* EXERCISE DETAILS *
Word for word, copy all the data and drop the pictures.
══ MATERIAL FOR THE TASK ══
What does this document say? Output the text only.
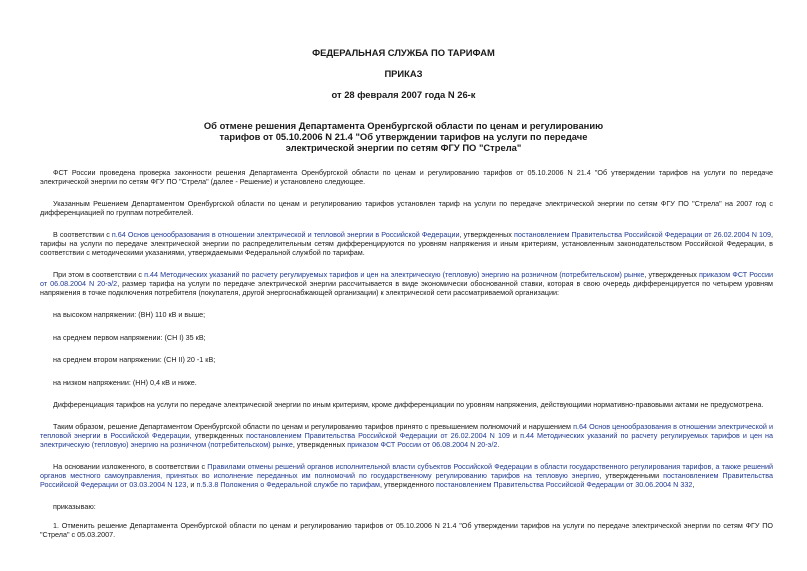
ФЕДЕРАЛЬНАЯ СЛУЖБА ПО ТАРИФАМ
ПРИКАЗ
от 28 февраля 2007 года N 26-к
Об отмене решения Департамента Оренбургской области по ценам и регулированию
тарифов от 05.10.2006 N 21.4 "Об утверждении тарифов на услуги по передаче
электрической энергии по сетям ФГУ ПО "Стрела"

ФСТ России проведена проверка законности решения Департамента Оренбургской области по ценам и регулированию тарифов от 05.10.2006 N 21.4 "Об утверждении тарифов на услуги по передаче электрической энергии по сетям ФГУ ПО "Стрела" (далее - Решение) и установлено следующее.

Указанным Решением Департаментом Оренбургской области по ценам и регулированию тарифов установлен тариф на услуги по передаче электрической энергии по сетям ФГУ ПО "Стрела" на 2007 год с дифференциацией по группам потребителей.

В соответствии с п.64 Основ ценообразования в отношении электрической и тепловой энергии в Российской Федерации, утвержденных постановлением Правительства Российской Федерации от 26.02.2004 N 109, тарифы на услуги по передаче электрической энергии по распределительным сетям дифференцируются по уровням напряжения и иным критериям, установленным законодательством Российской Федерации, в соответствии с методическими указаниями, утверждаемыми Федеральной службой по тарифам.

При этом в соответствии с п.44 Методических указаний по расчету регулируемых тарифов и цен на электрическую (тепловую) энергию на розничном (потребительском) рынке, утвержденных приказом ФСТ России от 06.08.2004 N 20-э/2, размер тарифа на услуги по передаче электрической энергии рассчитывается в виде экономически обоснованной ставки, которая в свою очередь дифференцируется по четырем уровням напряжения в точке подключения потребителя (покупателя, другой энергоснабжающей организации) к электрической сети рассматриваемой организации:

на высоком напряжении: (ВН) 110 кВ и выше;

на среднем первом напряжении: (СН I) 35 кВ;

на среднем втором напряжении: (СН II) 20 -1 кВ;

на низком напряжении: (НН) 0,4 кВ и ниже.

Дифференциация тарифов на услуги по передаче электрической энергии по иным критериям, кроме дифференциации по уровням напряжения, действующими нормативно-правовыми актами не предусмотрена.

Таким образом, решение Департаментом Оренбургской области по ценам и регулированию тарифов принято с превышением полномочий и нарушением п.64 Основ ценообразования в отношении электрической и тепловой энергии в Российской Федерации, утвержденных постановлением Правительства Российской Федерации от 26.02.2004 N 109 и п.44 Методических указаний по расчету регулируемых тарифов и цен на электрическую (тепловую) энергию на розничном (потребительском) рынке, утвержденных приказом ФСТ России от 06.08.2004 N 20-э/2.

На основании изложенного, в соответствии с Правилами отмены решений органов исполнительной власти субъектов Российской Федерации в области государственного регулирования тарифов, а также решений органов местного самоуправления, принятых во исполнение переданных им полномочий по государственному регулированию тарифов на тепловую энергию, утвержденными постановлением Правительства Российской Федерации от 03.03.2004 N 123, и п.5.3.8 Положения о Федеральной службе по тарифам, утвержденного постановлением Правительства Российской Федерации от 30.06.2004 N 332,

приказываю:

1. Отменить решение Департамента Оренбургской области по ценам и регулированию тарифов от 05.10.2006 N 21.4 "Об утверждении тарифов на услуги по передаче электрической энергии по сетям ФГУ ПО "Стрела" с 05.03.2007.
═══
* SOLUTION *
What does this document say? Output the text only.
ФЕДЕРАЛЬНАЯ СЛУЖБА ПО ТАРИФАМ
ПРИКАЗ
от 28 февраля 2007 года N 26-к
Об отмене решения Департамента Оренбургской области по ценам и регулированию
тарифов от 05.10.2006 N 21.4 "Об утверждении тарифов на услуги по передаче
электрической энергии по сетям ФГУ ПО "Стрела"

ФСТ России проведена проверка законности решения Департамента Оренбургской области по ценам и регулированию тарифов от 05.10.2006 N 21.4 "Об утверждении тарифов на услуги по передаче электрической энергии по сетям ФГУ ПО "Стрела" (далее - Решение) и установлено следующее.

Указанным Решением Департаментом Оренбургской области по ценам и регулированию тарифов установлен тариф на услуги по передаче электрической энергии по сетям ФГУ ПО "Стрела" на 2007 год с дифференциацией по группам потребителей.

В соответствии с п.64 Основ ценообразования в отношении электрической и тепловой энергии в Российской Федерации, утвержденных постановлением Правительства Российской Федерации от 26.02.2004 N 109, тарифы на услуги по передаче электрической энергии по распределительным сетям дифференцируются по уровням напряжения и иным критериям, установленным законодательством Российской Федерации, в соответствии с методическими указаниями, утверждаемыми Федеральной службой по тарифам.

При этом в соответствии с п.44 Методических указаний по расчету регулируемых тарифов и цен на электрическую (тепловую) энергию на розничном (потребительском) рынке, утвержденных приказом ФСТ России от 06.08.2004 N 20-э/2, размер тарифа на услуги по передаче электрической энергии рассчитывается в виде экономически обоснованной ставки, которая в свою очередь дифференцируется по четырем уровням напряжения в точке подключения потребителя (покупателя, другой энергоснабжающей организации) к электрической сети рассматриваемой организации:

на высоком напряжении: (ВН) 110 кВ и выше;

на среднем первом напряжении: (СН I) 35 кВ;

на среднем втором напряжении: (СН II) 20 -1 кВ;

на низком напряжении: (НН) 0,4 кВ и ниже.

Дифференциация тарифов на услуги по передаче электрической энергии по иным критериям, кроме дифференциации по уровням напряжения, действующими нормативно-правовыми актами не предусмотрена.

Таким образом, решение Департаментом Оренбургской области по ценам и регулированию тарифов принято с превышением полномочий и нарушением п.64 Основ ценообразования в отношении электрической и тепловой энергии в Российской Федерации, утвержденных постановлением Правительства Российской Федерации от 26.02.2004 N 109 и п.44 Методических указаний по расчету регулируемых тарифов и цен на электрическую (тепловую) энергию на розничном (потребительском) рынке, утвержденных приказом ФСТ России от 06.08.2004 N 20-э/2.

На основании изложенного, в соответствии с Правилами отмены решений органов исполнительной власти субъектов Российской Федерации в области государственного регулирования тарифов, а также решений органов местного самоуправления, принятых во исполнение переданных им полномочий по государственному регулированию тарифов на тепловую энергию, утвержденными постановлением Правительства Российской Федерации от 03.03.2004 N 123, и п.5.3.8 Положения о Федеральной службе по тарифам, утвержденного постановлением Правительства Российской Федерации от 30.06.2004 N 332,

приказываю:

1. Отменить решение Департамента Оренбургской области по ценам и регулированию тарифов от 05.10.2006 N 21.4 "Об утверждении тарифов на услуги по передаче электрической энергии по сетям ФГУ ПО "Стрела" с 05.03.2007.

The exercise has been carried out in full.